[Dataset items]
<<<<

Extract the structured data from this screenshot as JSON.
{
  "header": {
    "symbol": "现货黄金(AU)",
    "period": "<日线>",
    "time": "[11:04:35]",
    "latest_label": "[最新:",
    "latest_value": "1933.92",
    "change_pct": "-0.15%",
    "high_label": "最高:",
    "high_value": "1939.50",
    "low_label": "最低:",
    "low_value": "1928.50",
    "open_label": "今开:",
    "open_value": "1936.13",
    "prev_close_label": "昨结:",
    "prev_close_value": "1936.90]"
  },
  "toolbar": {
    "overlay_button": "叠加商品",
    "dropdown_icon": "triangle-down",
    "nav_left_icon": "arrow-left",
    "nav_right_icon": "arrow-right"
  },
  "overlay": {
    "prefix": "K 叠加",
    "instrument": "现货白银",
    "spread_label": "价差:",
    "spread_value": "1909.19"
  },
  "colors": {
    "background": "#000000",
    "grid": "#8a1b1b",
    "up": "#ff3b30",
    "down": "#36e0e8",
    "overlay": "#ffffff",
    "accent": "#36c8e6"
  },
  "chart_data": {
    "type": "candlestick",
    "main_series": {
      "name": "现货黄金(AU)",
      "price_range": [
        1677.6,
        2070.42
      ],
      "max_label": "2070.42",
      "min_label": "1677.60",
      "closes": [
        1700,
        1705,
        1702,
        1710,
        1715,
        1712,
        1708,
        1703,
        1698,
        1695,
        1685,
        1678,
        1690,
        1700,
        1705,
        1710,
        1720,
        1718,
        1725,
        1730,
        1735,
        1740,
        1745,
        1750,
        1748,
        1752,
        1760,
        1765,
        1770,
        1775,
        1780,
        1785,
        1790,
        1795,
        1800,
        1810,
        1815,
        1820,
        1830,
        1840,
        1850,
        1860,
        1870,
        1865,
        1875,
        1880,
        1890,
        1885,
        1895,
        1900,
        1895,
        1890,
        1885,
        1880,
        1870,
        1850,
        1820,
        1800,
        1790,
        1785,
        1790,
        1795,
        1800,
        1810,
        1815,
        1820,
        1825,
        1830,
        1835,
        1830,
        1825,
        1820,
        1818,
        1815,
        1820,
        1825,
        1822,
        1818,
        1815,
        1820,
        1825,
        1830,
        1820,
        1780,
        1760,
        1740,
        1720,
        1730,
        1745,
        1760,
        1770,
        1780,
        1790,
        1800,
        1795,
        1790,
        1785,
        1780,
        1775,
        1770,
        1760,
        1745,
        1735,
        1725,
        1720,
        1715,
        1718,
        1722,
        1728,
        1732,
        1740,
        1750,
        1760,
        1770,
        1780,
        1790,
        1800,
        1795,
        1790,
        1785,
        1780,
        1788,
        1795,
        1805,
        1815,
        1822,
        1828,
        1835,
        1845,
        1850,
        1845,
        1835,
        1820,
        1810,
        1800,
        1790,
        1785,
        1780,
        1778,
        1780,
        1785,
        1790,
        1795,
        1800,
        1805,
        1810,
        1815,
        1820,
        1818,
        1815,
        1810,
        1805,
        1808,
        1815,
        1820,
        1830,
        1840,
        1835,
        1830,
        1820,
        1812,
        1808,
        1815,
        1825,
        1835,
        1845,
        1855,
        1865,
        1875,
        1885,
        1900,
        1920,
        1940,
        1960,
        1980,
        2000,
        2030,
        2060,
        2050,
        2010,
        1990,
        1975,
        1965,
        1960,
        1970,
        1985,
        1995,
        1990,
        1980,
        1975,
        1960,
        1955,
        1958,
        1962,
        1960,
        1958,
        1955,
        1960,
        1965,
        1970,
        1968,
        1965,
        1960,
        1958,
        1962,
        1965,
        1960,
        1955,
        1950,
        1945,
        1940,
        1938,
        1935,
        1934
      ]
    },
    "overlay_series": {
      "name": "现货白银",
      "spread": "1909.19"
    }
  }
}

>>>>

__Task to complete__
Go through the records above and retype each one exactly.

__Exercise output__
Extract the structured data from this screenshot as JSON.
{
  "header": {
    "symbol": "现货黄金(AU)",
    "period": "<日线>",
    "time": "[11:04:35]",
    "latest_label": "[最新:",
    "latest_value": "1933.92",
    "change_pct": "-0.15%",
    "high_label": "最高:",
    "high_value": "1939.50",
    "low_label": "最低:",
    "low_value": "1928.50",
    "open_label": "今开:",
    "open_value": "1936.13",
    "prev_close_label": "昨结:",
    "prev_close_value": "1936.90]"
  },
  "toolbar": {
    "overlay_button": "叠加商品",
    "dropdown_icon": "triangle-down",
    "nav_left_icon": "arrow-left",
    "nav_right_icon": "arrow-right"
  },
  "overlay": {
    "prefix": "K 叠加",
    "instrument": "现货白银",
    "spread_label": "价差:",
    "spread_value": "1909.19"
  },
  "colors": {
    "background": "#000000",
    "grid": "#8a1b1b",
    "up": "#ff3b30",
    "down": "#36e0e8",
    "overlay": "#ffffff",
    "accent": "#36c8e6"
  },
  "chart_data": {
    "type": "candlestick",
    "main_series": {
      "name": "现货黄金(AU)",
      "price_range": [
        1677.6,
        2070.42
      ],
      "max_label": "2070.42",
      "min_label": "1677.60",
      "closes": [
        1700,
        1705,
        1702,
        1710,
        1715,
        1712,
        1708,
        1703,
        1698,
        1695,
        1685,
        1678,
        1690,
        1700,
        1705,
        1710,
        1720,
        1718,
        1725,
        1730,
        1735,
        1740,
        1745,
        1750,
        1748,
        1752,
        1760,
        1765,
        1770,
        1775,
        1780,
        1785,
        1790,
        1795,
        1800,
        1810,
        1815,
        1820,
        1830,
        1840,
        1850,
        1860,
        1870,
        1865,
        1875,
        1880,
        1890,
        1885,
        1895,
        1900,
        1895,
        1890,
        1885,
        1880,
        1870,
        1850,
        1820,
        1800,
        1790,
        1785,
        1790,
        1795,
        1800,
        1810,
        1815,
        1820,
        1825,
        1830,
        1835,
        1830,
        1825,
        1820,
        1818,
        1815,
        1820,
        1825,
        1822,
        1818,
        1815,
        1820,
        1825,
        1830,
        1820,
        1780,
        1760,
        1740,
        1720,
        1730,
        1745,
        1760,
        1770,
        1780,
        1790,
        1800,
        1795,
        1790,
        1785,
        1780,
        1775,
        1770,
        1760,
        1745,
        1735,
        1725,
        1720,
        1715,
        1718,
        1722,
        1728,
        1732,
        1740,
        1750,
        1760,
        1770,
        1780,
        1790,
        1800,
        1795,
        1790,
        1785,
        1780,
        1788,
        1795,
        1805,
        1815,
        1822,
        1828,
        1835,
        1845,
        1850,
        1845,
        1835,
        1820,
        1810,
        1800,
        1790,
        1785,
        1780,
        1778,
        1780,
        1785,
        1790,
        1795,
        1800,
        1805,
        1810,
        1815,
        1820,
        1818,
        1815,
        1810,
        1805,
        1808,
        1815,
        1820,
        1830,
        1840,
        1835,
        1830,
        1820,
        1812,
        1808,
        1815,
        1825,
        1835,
        1845,
        1855,
        1865,
        1875,
        1885,
        1900,
        1920,
        1940,
        1960,
        1980,
        2000,
        2030,
        2060,
        2050,
        2010,
        1990,
        1975,
        1965,
        1960,
        1970,
        1985,
        1995,
        1990,
        1980,
        1975,
        1960,
        1955,
        1958,
        1962,
        1960,
        1958,
        1955,
        1960,
        1965,
        1970,
        1968,
        1965,
        1960,
        1958,
        1962,
        1965,
        1960,
        1955,
        1950,
        1945,
        1940,
        1938,
        1935,
        1934
      ]
    },
    "overlay_series": {
      "name": "现货白银",
      "spread": "1909.19"
    }
  }
}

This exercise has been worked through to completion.